> _Problem requirements_
Only lines with the word "text" are needed; collect each of them from the listing below.

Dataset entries
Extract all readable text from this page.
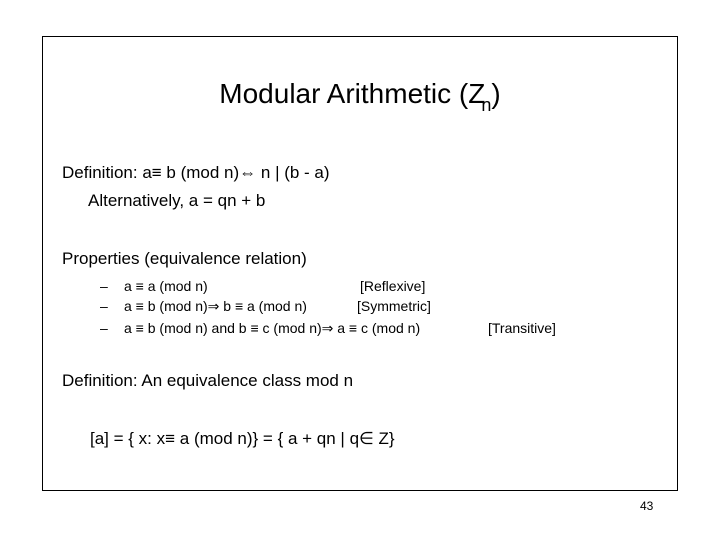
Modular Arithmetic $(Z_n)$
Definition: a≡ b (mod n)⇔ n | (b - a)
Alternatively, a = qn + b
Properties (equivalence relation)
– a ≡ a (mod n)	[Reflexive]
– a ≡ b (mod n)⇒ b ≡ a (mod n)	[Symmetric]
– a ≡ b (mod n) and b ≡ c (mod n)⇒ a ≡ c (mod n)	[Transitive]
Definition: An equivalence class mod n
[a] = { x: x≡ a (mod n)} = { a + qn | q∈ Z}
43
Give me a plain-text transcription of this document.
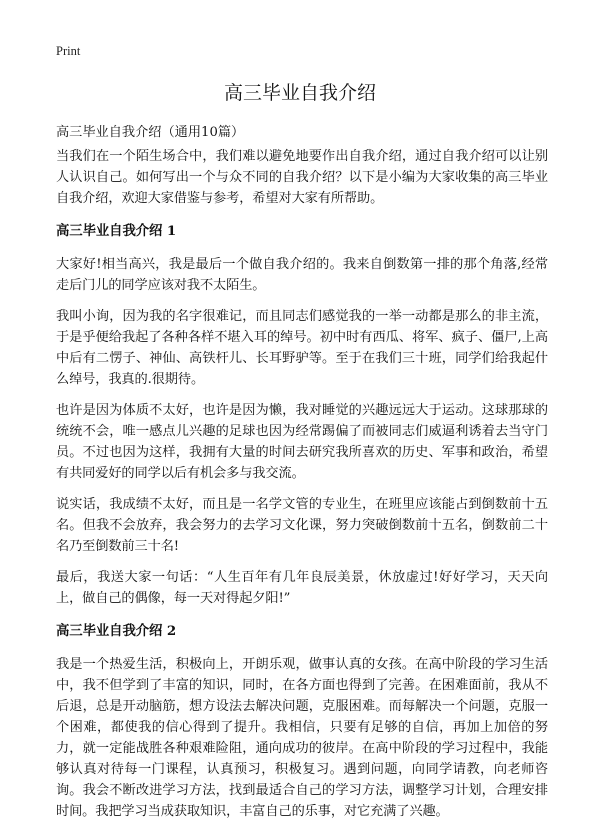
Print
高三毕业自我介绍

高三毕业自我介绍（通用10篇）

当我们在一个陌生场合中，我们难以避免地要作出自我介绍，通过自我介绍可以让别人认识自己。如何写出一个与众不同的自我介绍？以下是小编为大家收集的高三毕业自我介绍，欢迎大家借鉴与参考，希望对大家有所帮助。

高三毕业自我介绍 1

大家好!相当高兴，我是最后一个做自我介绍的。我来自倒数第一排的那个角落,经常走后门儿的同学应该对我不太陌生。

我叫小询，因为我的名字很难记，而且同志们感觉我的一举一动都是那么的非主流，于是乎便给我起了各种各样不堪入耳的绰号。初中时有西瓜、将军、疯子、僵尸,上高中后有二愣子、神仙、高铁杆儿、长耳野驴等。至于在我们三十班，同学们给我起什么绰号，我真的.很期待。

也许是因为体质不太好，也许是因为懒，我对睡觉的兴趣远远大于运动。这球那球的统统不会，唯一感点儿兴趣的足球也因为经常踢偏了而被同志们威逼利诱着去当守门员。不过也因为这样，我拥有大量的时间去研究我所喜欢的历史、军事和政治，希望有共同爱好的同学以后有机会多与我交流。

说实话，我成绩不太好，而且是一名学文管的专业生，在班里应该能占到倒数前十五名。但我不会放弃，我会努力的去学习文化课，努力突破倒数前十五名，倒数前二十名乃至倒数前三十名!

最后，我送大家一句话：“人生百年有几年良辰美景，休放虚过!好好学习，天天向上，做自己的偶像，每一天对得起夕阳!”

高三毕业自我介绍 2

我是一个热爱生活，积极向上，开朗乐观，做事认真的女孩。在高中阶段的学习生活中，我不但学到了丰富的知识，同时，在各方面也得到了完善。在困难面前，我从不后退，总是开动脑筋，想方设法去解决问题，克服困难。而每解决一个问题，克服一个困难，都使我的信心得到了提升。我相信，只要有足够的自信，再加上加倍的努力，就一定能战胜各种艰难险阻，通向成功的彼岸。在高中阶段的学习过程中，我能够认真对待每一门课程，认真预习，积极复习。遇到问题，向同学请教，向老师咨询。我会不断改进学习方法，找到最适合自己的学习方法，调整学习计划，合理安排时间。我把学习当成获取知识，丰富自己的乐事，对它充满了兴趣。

> _Task solution_
Extract all readable text from this page.
Give me a plain-text transcription of this document.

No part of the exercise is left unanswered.